Entries provided -
_ _ _ _ _ _ _
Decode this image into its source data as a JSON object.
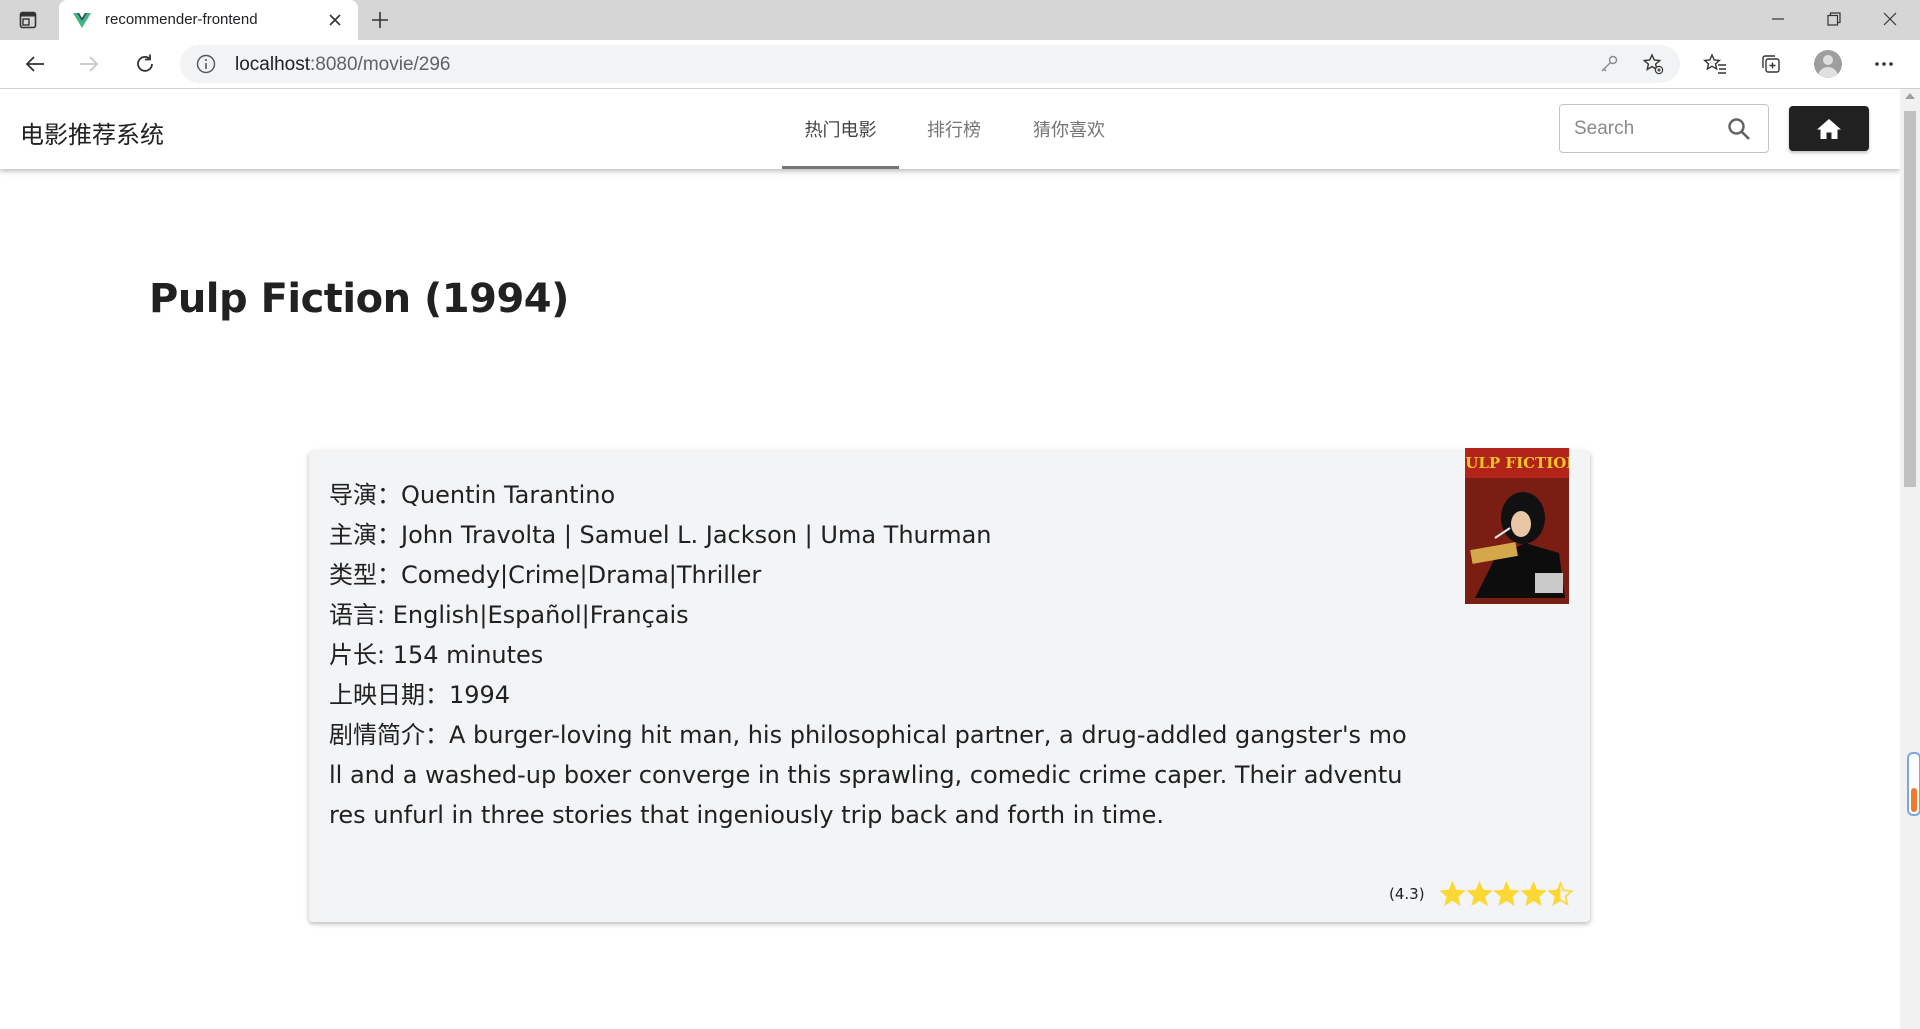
{
  "browser": {
    "tab_title": "recommender-frontend",
    "address_host": "localhost",
    "address_path": ":8080/movie/296"
  },
  "app": {
    "title": "电影推荐系统",
    "nav_tabs": [
      {
        "label": "热门电影",
        "active": true
      },
      {
        "label": "排行榜",
        "active": false
      },
      {
        "label": "猜你喜欢",
        "active": false
      }
    ],
    "search_placeholder": "Search"
  },
  "movie": {
    "title": "Pulp Fiction (1994)",
    "director_label": "导演：",
    "director": "Quentin Tarantino",
    "actors_label": "主演：",
    "actors": "John Travolta | Samuel L. Jackson | Uma Thurman",
    "genres_label": "类型：",
    "genres": "Comedy|Crime|Drama|Thriller",
    "language_label": "语言: ",
    "language": "English|Español|Français",
    "runtime_label": "片长: ",
    "runtime": "154 minutes",
    "release_label": "上映日期：",
    "release": "1994",
    "synopsis_label": "剧情简介：",
    "synopsis": "A burger-loving hit man, his philosophical partner, a drug-addled gangster's moll and a washed-up boxer converge in this sprawling, comedic crime caper. Their adventures unfurl in three stories that ingeniously trip back and forth in time.",
    "poster_text": "PULP FICTION",
    "rating_text": "(4.3)",
    "rating": 4.5,
    "rating_max": 5
  },
  "colors": {
    "star": "#fdd835",
    "card_bg": "#f2f4f6",
    "home_button": "#212121"
  }
}
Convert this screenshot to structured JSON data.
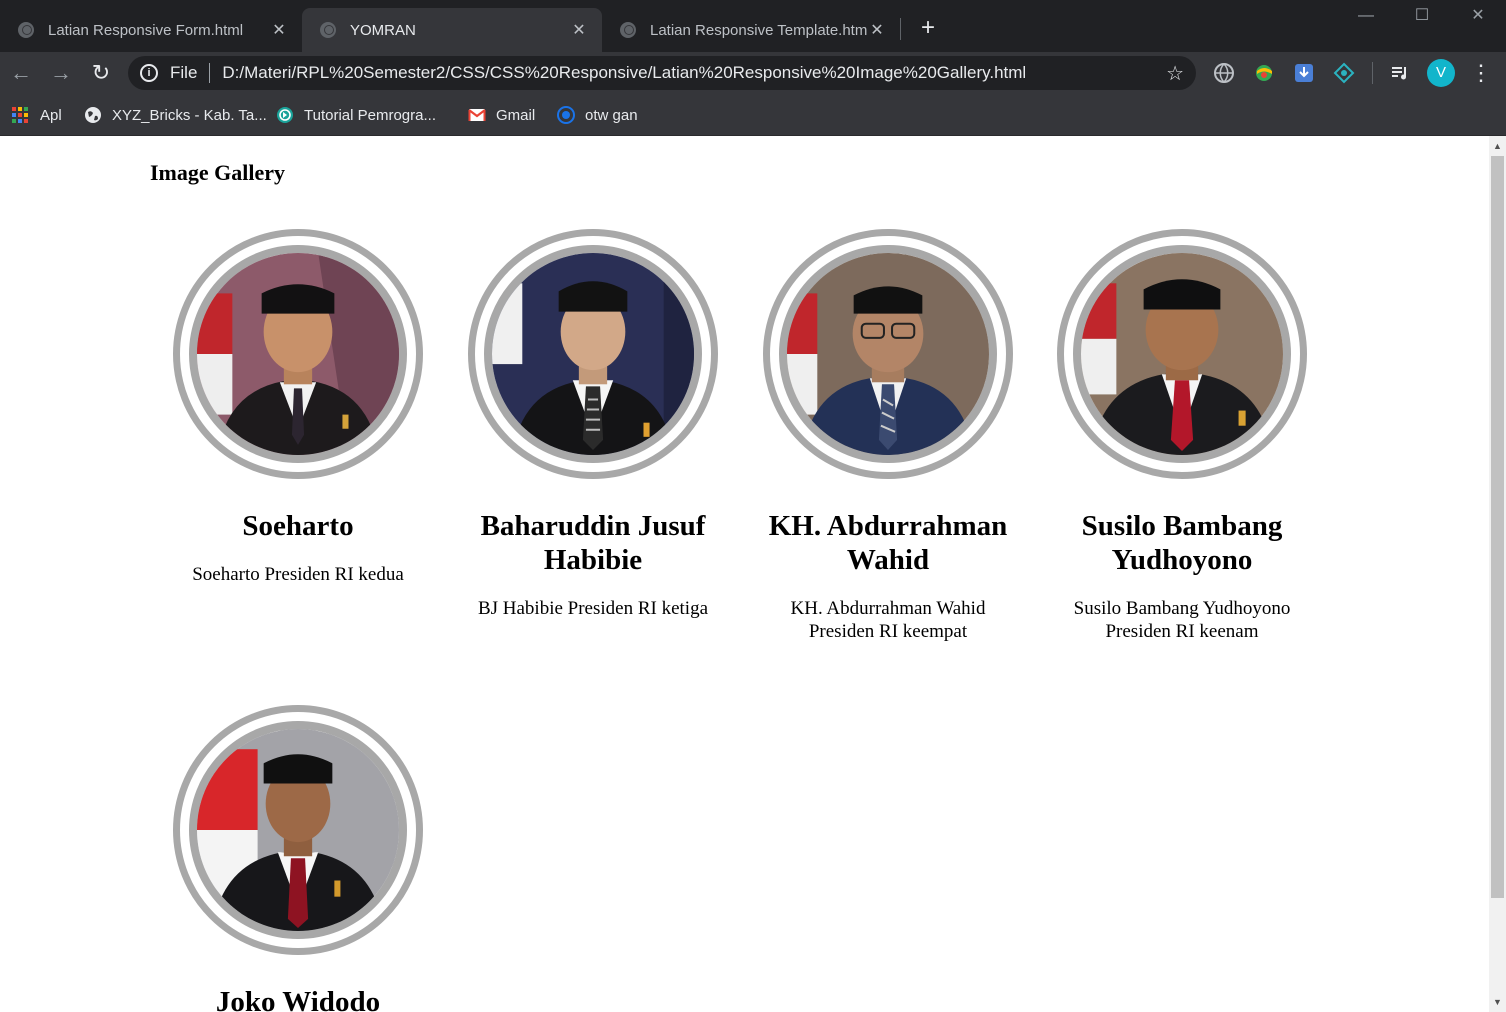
{
  "browser": {
    "tabs": [
      {
        "title": "Latian Responsive Form.html",
        "active": false
      },
      {
        "title": "YOMRAN",
        "active": true
      },
      {
        "title": "Latian Responsive Template.html",
        "active": false
      }
    ],
    "tab_close_glyph": "✕",
    "new_tab_glyph": "+",
    "window_controls": {
      "minimize": "—",
      "maximize": "☐",
      "close": "✕"
    },
    "nav": {
      "back": "←",
      "forward": "→",
      "reload": "↻",
      "menu": "⋮"
    },
    "address": {
      "scheme_label": "File",
      "url": "D:/Materi/RPL%20Semester2/CSS/CSS%20Responsive/Latian%20Responsive%20Image%20Gallery.html",
      "bookmark_star": "☆"
    },
    "profile_initial": "V",
    "extension_icons": [
      "globe-extension-icon",
      "colorful-extension-icon",
      "download-extension-icon",
      "teal-extension-icon",
      "media-control-icon"
    ],
    "bookmarks": [
      {
        "label": "Apl",
        "icon": "apps-grid-icon"
      },
      {
        "label": "XYZ_Bricks - Kab. Ta...",
        "icon": "globe-icon"
      },
      {
        "label": "Tutorial Pemrogra...",
        "icon": "teal-circle-icon"
      },
      {
        "label": "Gmail",
        "icon": "gmail-icon"
      },
      {
        "label": "otw gan",
        "icon": "blue-circle-icon"
      }
    ]
  },
  "page": {
    "heading": "Image Gallery",
    "cards": [
      {
        "name": "Soeharto",
        "desc": "Soeharto Presiden RI kedua"
      },
      {
        "name": "Baharuddin Jusuf Habibie",
        "desc": "BJ Habibie Presiden RI ketiga"
      },
      {
        "name": "KH. Abdurrahman Wahid",
        "desc": "KH. Abdurrahman Wahid Presiden RI keempat"
      },
      {
        "name": "Susilo Bambang Yudhoyono",
        "desc": "Susilo Bambang Yudhoyono Presiden RI keenam"
      },
      {
        "name": "Joko Widodo",
        "desc": ""
      }
    ]
  },
  "colors": {
    "chrome_dark": "#202124",
    "chrome_toolbar": "#35363a",
    "ring_gray": "#a8a8a8",
    "flag_red": "#d8262a"
  }
}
_ _ _ _ _ _ _
Problem details -
Leave images out of the retyped records; keep all else exact.

Exercise answer -
Decode this image into its source data as a JSON object.
{
  "browser": {
    "tab_title": "recommender-frontend",
    "address_host": "localhost",
    "address_path": ":8080/movie/296"
  },
  "app": {
    "title": "电影推荐系统",
    "nav_tabs": [
      {
        "label": "热门电影",
        "active": true
      },
      {
        "label": "排行榜",
        "active": false
      },
      {
        "label": "猜你喜欢",
        "active": false
      }
    ],
    "search_placeholder": "Search"
  },
  "movie": {
    "title": "Pulp Fiction (1994)",
    "director_label": "导演：",
    "director": "Quentin Tarantino",
    "actors_label": "主演：",
    "actors": "John Travolta | Samuel L. Jackson | Uma Thurman",
    "genres_label": "类型：",
    "genres": "Comedy|Crime|Drama|Thriller",
    "language_label": "语言: ",
    "language": "English|Español|Français",
    "runtime_label": "片长: ",
    "runtime": "154 minutes",
    "release_label": "上映日期：",
    "release": "1994",
    "synopsis_label": "剧情简介：",
    "synopsis": "A burger-loving hit man, his philosophical partner, a drug-addled gangster's moll and a washed-up boxer converge in this sprawling, comedic crime caper. Their adventures unfurl in three stories that ingeniously trip back and forth in time.",
    "poster_text": "PULP FICTION",
    "rating_text": "(4.3)",
    "rating": 4.5,
    "rating_max": 5
  },
  "colors": {
    "star": "#fdd835",
    "card_bg": "#f2f4f6",
    "home_button": "#212121"
  }
}
Convert this screenshot to structured JSON data.
{
  "browser": {
    "tabs": [
      {
        "title": "Latian Responsive Form.html",
        "active": false
      },
      {
        "title": "YOMRAN",
        "active": true
      },
      {
        "title": "Latian Responsive Template.html",
        "active": false
      }
    ],
    "tab_close_glyph": "✕",
    "new_tab_glyph": "+",
    "window_controls": {
      "minimize": "—",
      "maximize": "☐",
      "close": "✕"
    },
    "nav": {
      "back": "←",
      "forward": "→",
      "reload": "↻",
      "menu": "⋮"
    },
    "address": {
      "scheme_label": "File",
      "url": "D:/Materi/RPL%20Semester2/CSS/CSS%20Responsive/Latian%20Responsive%20Image%20Gallery.html",
      "bookmark_star": "☆"
    },
    "profile_initial": "V",
    "extension_icons": [
      "globe-extension-icon",
      "colorful-extension-icon",
      "download-extension-icon",
      "teal-extension-icon",
      "media-control-icon"
    ],
    "bookmarks": [
      {
        "label": "Apl",
        "icon": "apps-grid-icon"
      },
      {
        "label": "XYZ_Bricks - Kab. Ta...",
        "icon": "globe-icon"
      },
      {
        "label": "Tutorial Pemrogra...",
        "icon": "teal-circle-icon"
      },
      {
        "label": "Gmail",
        "icon": "gmail-icon"
      },
      {
        "label": "otw gan",
        "icon": "blue-circle-icon"
      }
    ]
  },
  "page": {
    "heading": "Image Gallery",
    "cards": [
      {
        "name": "Soeharto",
        "desc": "Soeharto Presiden RI kedua"
      },
      {
        "name": "Baharuddin Jusuf Habibie",
        "desc": "BJ Habibie Presiden RI ketiga"
      },
      {
        "name": "KH. Abdurrahman Wahid",
        "desc": "KH. Abdurrahman Wahid Presiden RI keempat"
      },
      {
        "name": "Susilo Bambang Yudhoyono",
        "desc": "Susilo Bambang Yudhoyono Presiden RI keenam"
      },
      {
        "name": "Joko Widodo",
        "desc": ""
      }
    ]
  },
  "colors": {
    "chrome_dark": "#202124",
    "chrome_toolbar": "#35363a",
    "ring_gray": "#a8a8a8",
    "flag_red": "#d8262a"
  }
}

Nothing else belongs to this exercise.